═════ Provided records

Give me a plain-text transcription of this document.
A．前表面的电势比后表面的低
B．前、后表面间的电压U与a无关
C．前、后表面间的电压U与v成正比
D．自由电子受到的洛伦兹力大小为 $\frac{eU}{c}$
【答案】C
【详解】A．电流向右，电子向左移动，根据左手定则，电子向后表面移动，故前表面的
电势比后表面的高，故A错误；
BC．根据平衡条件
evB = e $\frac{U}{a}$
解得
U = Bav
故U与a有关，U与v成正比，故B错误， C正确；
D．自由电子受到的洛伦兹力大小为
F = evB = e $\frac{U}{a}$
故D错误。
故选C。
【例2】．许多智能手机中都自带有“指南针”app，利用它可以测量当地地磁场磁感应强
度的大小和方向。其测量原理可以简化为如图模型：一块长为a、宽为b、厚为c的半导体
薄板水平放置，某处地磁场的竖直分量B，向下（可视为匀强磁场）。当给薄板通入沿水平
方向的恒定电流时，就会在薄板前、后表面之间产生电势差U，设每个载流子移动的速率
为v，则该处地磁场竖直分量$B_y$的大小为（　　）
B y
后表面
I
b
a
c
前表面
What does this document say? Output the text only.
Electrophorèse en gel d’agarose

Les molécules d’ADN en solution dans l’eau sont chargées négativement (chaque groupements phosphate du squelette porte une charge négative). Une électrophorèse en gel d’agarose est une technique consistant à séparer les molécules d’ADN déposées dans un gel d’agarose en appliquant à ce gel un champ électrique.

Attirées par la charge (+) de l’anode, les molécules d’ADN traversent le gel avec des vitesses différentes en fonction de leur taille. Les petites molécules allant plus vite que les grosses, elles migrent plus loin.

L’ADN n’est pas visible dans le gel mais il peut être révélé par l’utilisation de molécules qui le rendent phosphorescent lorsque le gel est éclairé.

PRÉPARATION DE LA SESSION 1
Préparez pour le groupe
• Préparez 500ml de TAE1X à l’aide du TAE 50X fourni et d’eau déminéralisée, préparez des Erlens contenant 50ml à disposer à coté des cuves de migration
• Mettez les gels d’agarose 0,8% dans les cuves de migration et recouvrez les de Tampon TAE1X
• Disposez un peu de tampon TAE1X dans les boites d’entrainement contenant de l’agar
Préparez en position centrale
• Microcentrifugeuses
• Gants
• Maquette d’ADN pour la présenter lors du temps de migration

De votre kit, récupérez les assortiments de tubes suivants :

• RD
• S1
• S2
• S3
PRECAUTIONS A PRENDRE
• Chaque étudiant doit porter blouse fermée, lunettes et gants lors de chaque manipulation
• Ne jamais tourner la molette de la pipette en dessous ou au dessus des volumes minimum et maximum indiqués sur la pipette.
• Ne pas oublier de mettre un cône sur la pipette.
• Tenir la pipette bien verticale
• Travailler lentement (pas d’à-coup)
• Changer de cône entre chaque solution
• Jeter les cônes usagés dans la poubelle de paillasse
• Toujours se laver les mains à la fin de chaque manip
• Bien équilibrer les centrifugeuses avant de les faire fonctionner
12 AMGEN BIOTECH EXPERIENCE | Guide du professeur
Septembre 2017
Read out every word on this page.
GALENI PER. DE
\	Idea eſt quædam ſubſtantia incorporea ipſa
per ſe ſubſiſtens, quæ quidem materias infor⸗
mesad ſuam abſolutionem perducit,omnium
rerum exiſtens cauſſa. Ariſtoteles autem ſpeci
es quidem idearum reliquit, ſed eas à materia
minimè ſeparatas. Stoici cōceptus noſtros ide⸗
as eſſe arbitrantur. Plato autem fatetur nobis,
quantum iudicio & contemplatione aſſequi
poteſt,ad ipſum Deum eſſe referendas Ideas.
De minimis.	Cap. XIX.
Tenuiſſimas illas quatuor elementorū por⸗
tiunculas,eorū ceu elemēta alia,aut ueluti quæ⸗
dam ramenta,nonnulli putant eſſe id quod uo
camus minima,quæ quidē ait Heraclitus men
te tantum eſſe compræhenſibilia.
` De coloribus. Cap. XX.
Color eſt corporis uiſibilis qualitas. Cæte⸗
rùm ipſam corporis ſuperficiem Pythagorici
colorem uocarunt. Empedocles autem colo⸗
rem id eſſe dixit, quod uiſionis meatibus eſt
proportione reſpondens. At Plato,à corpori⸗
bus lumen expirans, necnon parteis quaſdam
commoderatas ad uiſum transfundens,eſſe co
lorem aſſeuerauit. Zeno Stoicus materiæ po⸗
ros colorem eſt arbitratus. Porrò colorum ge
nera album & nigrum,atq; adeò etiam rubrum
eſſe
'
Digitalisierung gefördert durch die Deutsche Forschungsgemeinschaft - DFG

══════════

Exercise directions
Write the entries again, exactly as they stand.

The output
Give me a plain-text transcription of this document.
A．前表面的电势比后表面的低
B．前、后表面间的电压U与a无关
C．前、后表面间的电压U与v成正比
D．自由电子受到的洛伦兹力大小为 $\frac{eU}{c}$
【答案】C
【详解】A．电流向右，电子向左移动，根据左手定则，电子向后表面移动，故前表面的
电势比后表面的高，故A错误；
BC．根据平衡条件
evB = e $\frac{U}{a}$
解得
U = Bav
故U与a有关，U与v成正比，故B错误， C正确；
D．自由电子受到的洛伦兹力大小为
F = evB = e $\frac{U}{a}$
故D错误。
故选C。
【例2】．许多智能手机中都自带有“指南针”app，利用它可以测量当地地磁场磁感应强
度的大小和方向。其测量原理可以简化为如图模型：一块长为a、宽为b、厚为c的半导体
薄板水平放置，某处地磁场的竖直分量B，向下（可视为匀强磁场）。当给薄板通入沿水平
方向的恒定电流时，就会在薄板前、后表面之间产生电势差U，设每个载流子移动的速率
为v，则该处地磁场竖直分量$B_y$的大小为（　　）
B y
后表面
I
b
a
c
前表面
What does this document say? Output the text only.
Electrophorèse en gel d’agarose

Les molécules d’ADN en solution dans l’eau sont chargées négativement (chaque groupements phosphate du squelette porte une charge négative). Une électrophorèse en gel d’agarose est une technique consistant à séparer les molécules d’ADN déposées dans un gel d’agarose en appliquant à ce gel un champ électrique.

Attirées par la charge (+) de l’anode, les molécules d’ADN traversent le gel avec des vitesses différentes en fonction de leur taille. Les petites molécules allant plus vite que les grosses, elles migrent plus loin.

L’ADN n’est pas visible dans le gel mais il peut être révélé par l’utilisation de molécules qui le rendent phosphorescent lorsque le gel est éclairé.

PRÉPARATION DE LA SESSION 1
Préparez pour le groupe
• Préparez 500ml de TAE1X à l’aide du TAE 50X fourni et d’eau déminéralisée, préparez des Erlens contenant 50ml à disposer à coté des cuves de migration
• Mettez les gels d’agarose 0,8% dans les cuves de migration et recouvrez les de Tampon TAE1X
• Disposez un peu de tampon TAE1X dans les boites d’entrainement contenant de l’agar
Préparez en position centrale
• Microcentrifugeuses
• Gants
• Maquette d’ADN pour la présenter lors du temps de migration

De votre kit, récupérez les assortiments de tubes suivants :

• RD
• S1
• S2
• S3
PRECAUTIONS A PRENDRE
• Chaque étudiant doit porter blouse fermée, lunettes et gants lors de chaque manipulation
• Ne jamais tourner la molette de la pipette en dessous ou au dessus des volumes minimum et maximum indiqués sur la pipette.
• Ne pas oublier de mettre un cône sur la pipette.
• Tenir la pipette bien verticale
• Travailler lentement (pas d’à-coup)
• Changer de cône entre chaque solution
• Jeter les cônes usagés dans la poubelle de paillasse
• Toujours se laver les mains à la fin de chaque manip
• Bien équilibrer les centrifugeuses avant de les faire fonctionner
12 AMGEN BIOTECH EXPERIENCE | Guide du professeur
Septembre 2017
Read out every word on this page.
GALENI PER. DE
\	Idea eſt quædam ſubſtantia incorporea ipſa
per ſe ſubſiſtens, quæ quidem materias infor⸗
mesad ſuam abſolutionem perducit,omnium
rerum exiſtens cauſſa. Ariſtoteles autem ſpeci
es quidem idearum reliquit, ſed eas à materia
minimè ſeparatas. Stoici cōceptus noſtros ide⸗
as eſſe arbitrantur. Plato autem fatetur nobis,
quantum iudicio & contemplatione aſſequi
poteſt,ad ipſum Deum eſſe referendas Ideas.
De minimis.	Cap. XIX.
Tenuiſſimas illas quatuor elementorū por⸗
tiunculas,eorū ceu elemēta alia,aut ueluti quæ⸗
dam ramenta,nonnulli putant eſſe id quod uo
camus minima,quæ quidē ait Heraclitus men
te tantum eſſe compræhenſibilia.
` De coloribus. Cap. XX.
Color eſt corporis uiſibilis qualitas. Cæte⸗
rùm ipſam corporis ſuperficiem Pythagorici
colorem uocarunt. Empedocles autem colo⸗
rem id eſſe dixit, quod uiſionis meatibus eſt
proportione reſpondens. At Plato,à corpori⸗
bus lumen expirans, necnon parteis quaſdam
commoderatas ad uiſum transfundens,eſſe co
lorem aſſeuerauit. Zeno Stoicus materiæ po⸗
ros colorem eſt arbitratus. Porrò colorum ge
nera album & nigrum,atq; adeò etiam rubrum
eſſe
'
Digitalisierung gefördert durch die Deutsche Forschungsgemeinschaft - DFG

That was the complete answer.